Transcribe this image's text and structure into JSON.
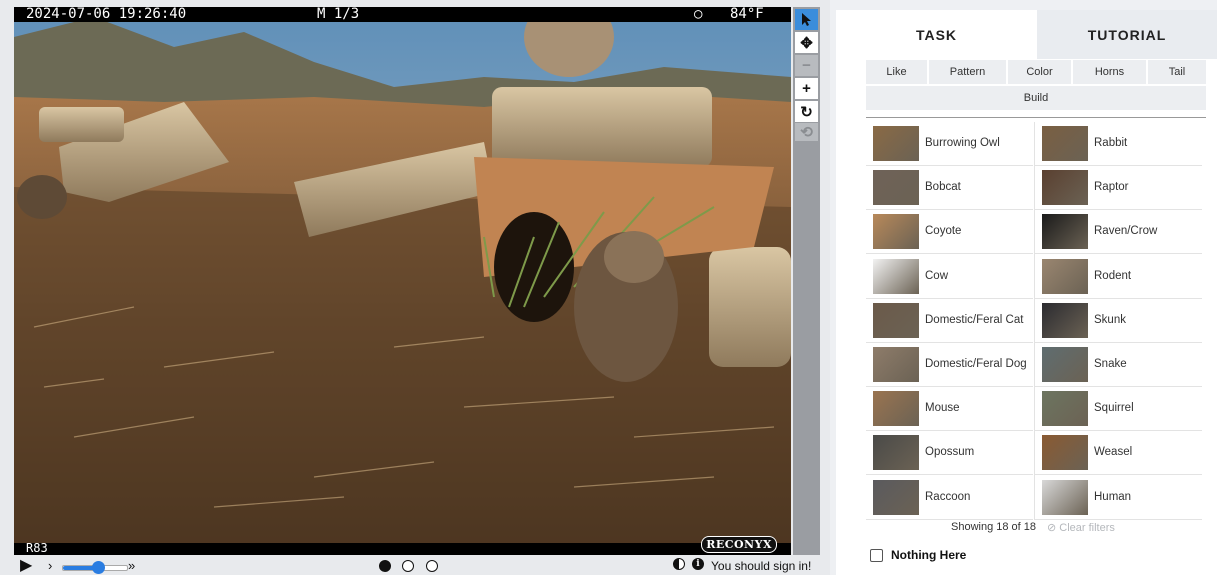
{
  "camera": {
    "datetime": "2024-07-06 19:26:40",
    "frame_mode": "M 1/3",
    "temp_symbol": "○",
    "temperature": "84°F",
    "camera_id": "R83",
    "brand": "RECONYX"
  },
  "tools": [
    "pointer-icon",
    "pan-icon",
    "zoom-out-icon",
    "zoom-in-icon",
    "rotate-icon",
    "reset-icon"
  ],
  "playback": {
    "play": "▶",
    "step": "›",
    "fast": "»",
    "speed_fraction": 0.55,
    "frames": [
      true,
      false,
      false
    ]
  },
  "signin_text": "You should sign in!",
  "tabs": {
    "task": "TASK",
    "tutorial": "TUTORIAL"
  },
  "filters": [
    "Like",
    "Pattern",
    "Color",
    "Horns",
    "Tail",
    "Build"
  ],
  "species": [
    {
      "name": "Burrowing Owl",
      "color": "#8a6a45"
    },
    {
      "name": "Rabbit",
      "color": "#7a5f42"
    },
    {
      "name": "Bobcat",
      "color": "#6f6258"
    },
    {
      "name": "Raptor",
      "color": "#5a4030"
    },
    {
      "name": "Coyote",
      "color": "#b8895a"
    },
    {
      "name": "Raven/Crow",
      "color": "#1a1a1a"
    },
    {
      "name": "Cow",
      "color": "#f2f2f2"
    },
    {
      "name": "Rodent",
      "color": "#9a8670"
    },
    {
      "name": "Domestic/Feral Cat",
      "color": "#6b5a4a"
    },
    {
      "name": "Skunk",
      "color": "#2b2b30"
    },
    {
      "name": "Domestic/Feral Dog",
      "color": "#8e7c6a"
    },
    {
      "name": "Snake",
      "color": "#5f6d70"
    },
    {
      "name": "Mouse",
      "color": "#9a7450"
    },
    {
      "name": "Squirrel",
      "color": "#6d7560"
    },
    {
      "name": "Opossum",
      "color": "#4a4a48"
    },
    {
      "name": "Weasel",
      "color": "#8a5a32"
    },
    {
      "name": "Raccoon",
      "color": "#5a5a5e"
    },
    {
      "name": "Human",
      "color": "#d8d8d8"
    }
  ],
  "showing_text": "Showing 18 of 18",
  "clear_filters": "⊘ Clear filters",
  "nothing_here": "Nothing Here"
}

+ + + +

Reproduce each entry verbatim, excluding any embedded images.

- _Correct result_
Transcribe this image's text and structure into JSON.
{
  "camera": {
    "datetime": "2024-07-06 19:26:40",
    "frame_mode": "M 1/3",
    "temp_symbol": "○",
    "temperature": "84°F",
    "camera_id": "R83",
    "brand": "RECONYX"
  },
  "tools": [
    "pointer-icon",
    "pan-icon",
    "zoom-out-icon",
    "zoom-in-icon",
    "rotate-icon",
    "reset-icon"
  ],
  "playback": {
    "play": "▶",
    "step": "›",
    "fast": "»",
    "speed_fraction": 0.55,
    "frames": [
      true,
      false,
      false
    ]
  },
  "signin_text": "You should sign in!",
  "tabs": {
    "task": "TASK",
    "tutorial": "TUTORIAL"
  },
  "filters": [
    "Like",
    "Pattern",
    "Color",
    "Horns",
    "Tail",
    "Build"
  ],
  "species": [
    {
      "name": "Burrowing Owl",
      "color": "#8a6a45"
    },
    {
      "name": "Rabbit",
      "color": "#7a5f42"
    },
    {
      "name": "Bobcat",
      "color": "#6f6258"
    },
    {
      "name": "Raptor",
      "color": "#5a4030"
    },
    {
      "name": "Coyote",
      "color": "#b8895a"
    },
    {
      "name": "Raven/Crow",
      "color": "#1a1a1a"
    },
    {
      "name": "Cow",
      "color": "#f2f2f2"
    },
    {
      "name": "Rodent",
      "color": "#9a8670"
    },
    {
      "name": "Domestic/Feral Cat",
      "color": "#6b5a4a"
    },
    {
      "name": "Skunk",
      "color": "#2b2b30"
    },
    {
      "name": "Domestic/Feral Dog",
      "color": "#8e7c6a"
    },
    {
      "name": "Snake",
      "color": "#5f6d70"
    },
    {
      "name": "Mouse",
      "color": "#9a7450"
    },
    {
      "name": "Squirrel",
      "color": "#6d7560"
    },
    {
      "name": "Opossum",
      "color": "#4a4a48"
    },
    {
      "name": "Weasel",
      "color": "#8a5a32"
    },
    {
      "name": "Raccoon",
      "color": "#5a5a5e"
    },
    {
      "name": "Human",
      "color": "#d8d8d8"
    }
  ],
  "showing_text": "Showing 18 of 18",
  "clear_filters": "⊘ Clear filters",
  "nothing_here": "Nothing Here"
}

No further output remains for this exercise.